THE PROBLEM
Copy whichever lines contain the string "BOOM".

DATA ENTRIES
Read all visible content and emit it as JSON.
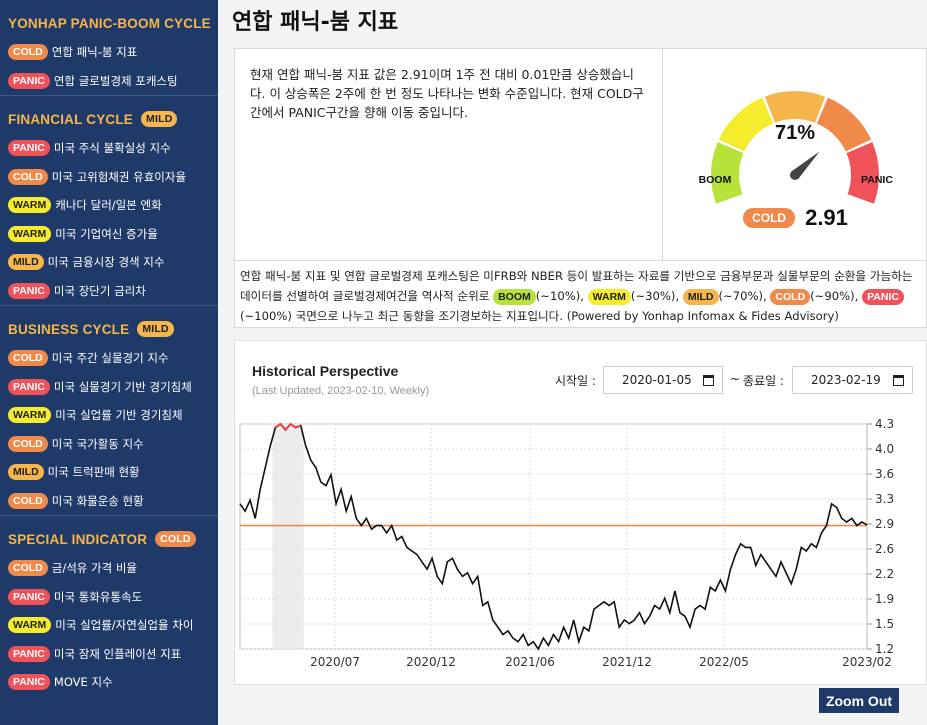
{
  "sidebar": {
    "sections": [
      {
        "title": "YONHAP PANIC-BOOM CYCLE",
        "status": null,
        "items": [
          {
            "status": "COLD",
            "label": "연합 패닉-붐 지표"
          },
          {
            "status": "PANIC",
            "label": "연합 글로벌경제 포캐스팅"
          }
        ]
      },
      {
        "title": "FINANCIAL CYCLE",
        "status": "MILD",
        "items": [
          {
            "status": "PANIC",
            "label": "미국 주식 불확실성 지수"
          },
          {
            "status": "COLD",
            "label": "미국 고위험채권 유효이자율"
          },
          {
            "status": "WARM",
            "label": "캐나다 달러/일본 엔화"
          },
          {
            "status": "WARM",
            "label": "미국 기업여신 증가율"
          },
          {
            "status": "MILD",
            "label": "미국 금융시장 경색 지수"
          },
          {
            "status": "PANIC",
            "label": "미국 장단기 금리차"
          }
        ]
      },
      {
        "title": "BUSINESS CYCLE",
        "status": "MILD",
        "items": [
          {
            "status": "COLD",
            "label": "미국 주간 실물경기 지수"
          },
          {
            "status": "PANIC",
            "label": "미국 실물경기 기반 경기침체"
          },
          {
            "status": "WARM",
            "label": "미국 실업률 기반 경기침체"
          },
          {
            "status": "COLD",
            "label": "미국 국가활동 지수"
          },
          {
            "status": "MILD",
            "label": "미국 트럭판매 현황"
          },
          {
            "status": "COLD",
            "label": "미국 화물운송 현황"
          }
        ]
      },
      {
        "title": "SPECIAL INDICATOR",
        "status": "COLD",
        "items": [
          {
            "status": "COLD",
            "label": "금/석유 가격 비율"
          },
          {
            "status": "PANIC",
            "label": "미국 통화유통속도"
          },
          {
            "status": "WARM",
            "label": "미국 실업률/자연실업율 차이"
          },
          {
            "status": "PANIC",
            "label": "미국 잠재 인플레이션 지표"
          },
          {
            "status": "PANIC",
            "label": "MOVE 지수"
          }
        ]
      }
    ]
  },
  "header": {
    "title": "연합 패닉-붐 지표"
  },
  "summary": {
    "text": "현재 연합 패닉-붐 지표 값은 2.91이며 1주 전 대비 0.01만큼 상승했습니다. 이 상승폭은 2주에 한 번 정도 나타나는 변화 수준입니다. 현재 COLD구간에서 PANIC구간을 향해 이동 중입니다."
  },
  "gauge": {
    "percent": 0.71,
    "percent_label": "71%",
    "left_label": "BOOM",
    "right_label": "PANIC",
    "status": "COLD",
    "value": "2.91",
    "colors": [
      "#b6e23a",
      "#f4ec2c",
      "#f6b64b",
      "#ef8a4a",
      "#f0525a"
    ]
  },
  "description": {
    "part1": "연합 패닉-붐 지표 및 연합 글로벌경제 포캐스팅은 미FRB와 NBER 등이 발표하는 자료를 기반으로 금융부문과 실물부문의 순환을 가늠하는 데이터를 선별하여 글로벌경제여건을 역사적 순위로",
    "badges": [
      {
        "status": "BOOM",
        "range": "(~10%),"
      },
      {
        "status": "WARM",
        "range": "(~30%),"
      },
      {
        "status": "MILD",
        "range": "(~70%),"
      },
      {
        "status": "COLD",
        "range": "(~90%),"
      },
      {
        "status": "PANIC",
        "range": "(~100%)"
      }
    ],
    "part2": "국면으로 나누고 최근 동향을 조기경보하는 지표입니다. (Powered by Yonhap Infomax & Fides Advisory)"
  },
  "chart_panel": {
    "title": "Historical Perspective",
    "subtitle": "(Last Updated, 2023-02-10, Weekly)",
    "start_label": "시작일 :",
    "start_value": "2020-01-05",
    "tilde": "~",
    "end_label": "종료일 :",
    "end_value": "2023-02-19",
    "zoom_label": "Zoom Out"
  },
  "chart_data": {
    "type": "line",
    "x_ticks": [
      "2020/07",
      "2020/12",
      "2021/06",
      "2021/12",
      "2022/05",
      "2023/02"
    ],
    "y_ticks": [
      "4.3",
      "4.0",
      "3.6",
      "3.3",
      "2.9",
      "2.6",
      "2.2",
      "1.9",
      "1.5",
      "1.2"
    ],
    "ylim": [
      1.2,
      4.3
    ],
    "reference_line": 2.9,
    "line_color": "#111111",
    "high_color": "#e8403e",
    "reference_color": "#ef8a4a",
    "values": [
      3.2,
      3.1,
      3.25,
      3.0,
      3.4,
      3.7,
      4.0,
      4.25,
      4.3,
      4.22,
      4.3,
      4.25,
      4.28,
      4.0,
      3.8,
      3.7,
      3.5,
      3.45,
      3.6,
      3.2,
      3.4,
      3.1,
      3.3,
      3.0,
      2.9,
      3.0,
      2.85,
      2.9,
      2.9,
      2.8,
      2.9,
      2.7,
      2.75,
      2.6,
      2.55,
      2.5,
      2.4,
      2.3,
      2.45,
      2.2,
      2.1,
      2.4,
      2.45,
      2.3,
      2.2,
      2.25,
      2.1,
      2.2,
      1.8,
      1.85,
      1.6,
      1.5,
      1.4,
      1.45,
      1.35,
      1.3,
      1.4,
      1.25,
      1.3,
      1.2,
      1.35,
      1.25,
      1.4,
      1.3,
      1.5,
      1.35,
      1.6,
      1.3,
      1.5,
      1.45,
      1.75,
      1.8,
      1.85,
      1.8,
      1.85,
      1.5,
      1.6,
      1.55,
      1.6,
      1.7,
      1.55,
      1.65,
      1.8,
      1.75,
      1.9,
      1.7,
      2.0,
      1.7,
      1.65,
      1.5,
      1.75,
      1.8,
      1.75,
      2.05,
      2.0,
      2.15,
      2.0,
      2.3,
      2.5,
      2.65,
      2.6,
      2.6,
      2.35,
      2.5,
      2.4,
      2.3,
      2.2,
      2.4,
      2.25,
      2.1,
      2.3,
      2.6,
      2.55,
      2.65,
      2.6,
      2.8,
      2.9,
      3.2,
      3.15,
      3.0,
      2.95,
      3.0,
      2.9,
      2.95,
      2.91
    ]
  }
}
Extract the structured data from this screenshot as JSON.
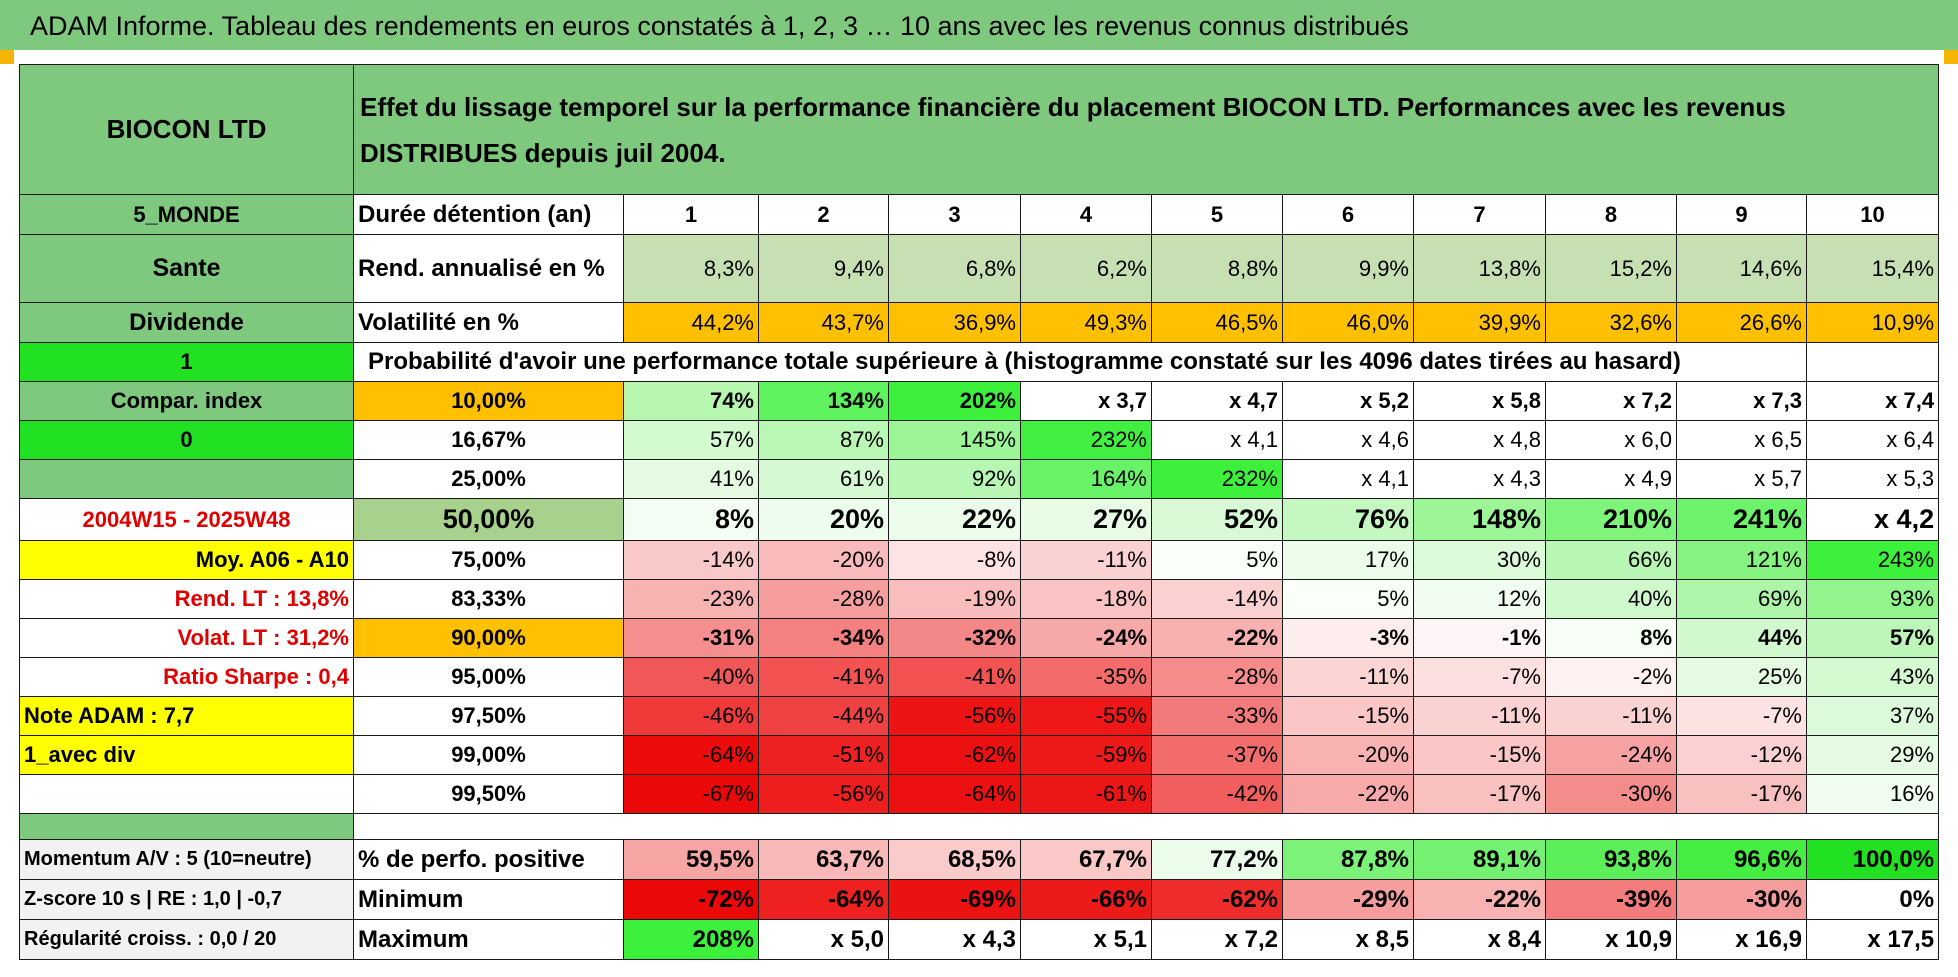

WRITTEN REPLY
        "title": "YONHAP PANIC-BOOM CYCLE",
    "left_label": "BOOM",
        "status": "BOOM",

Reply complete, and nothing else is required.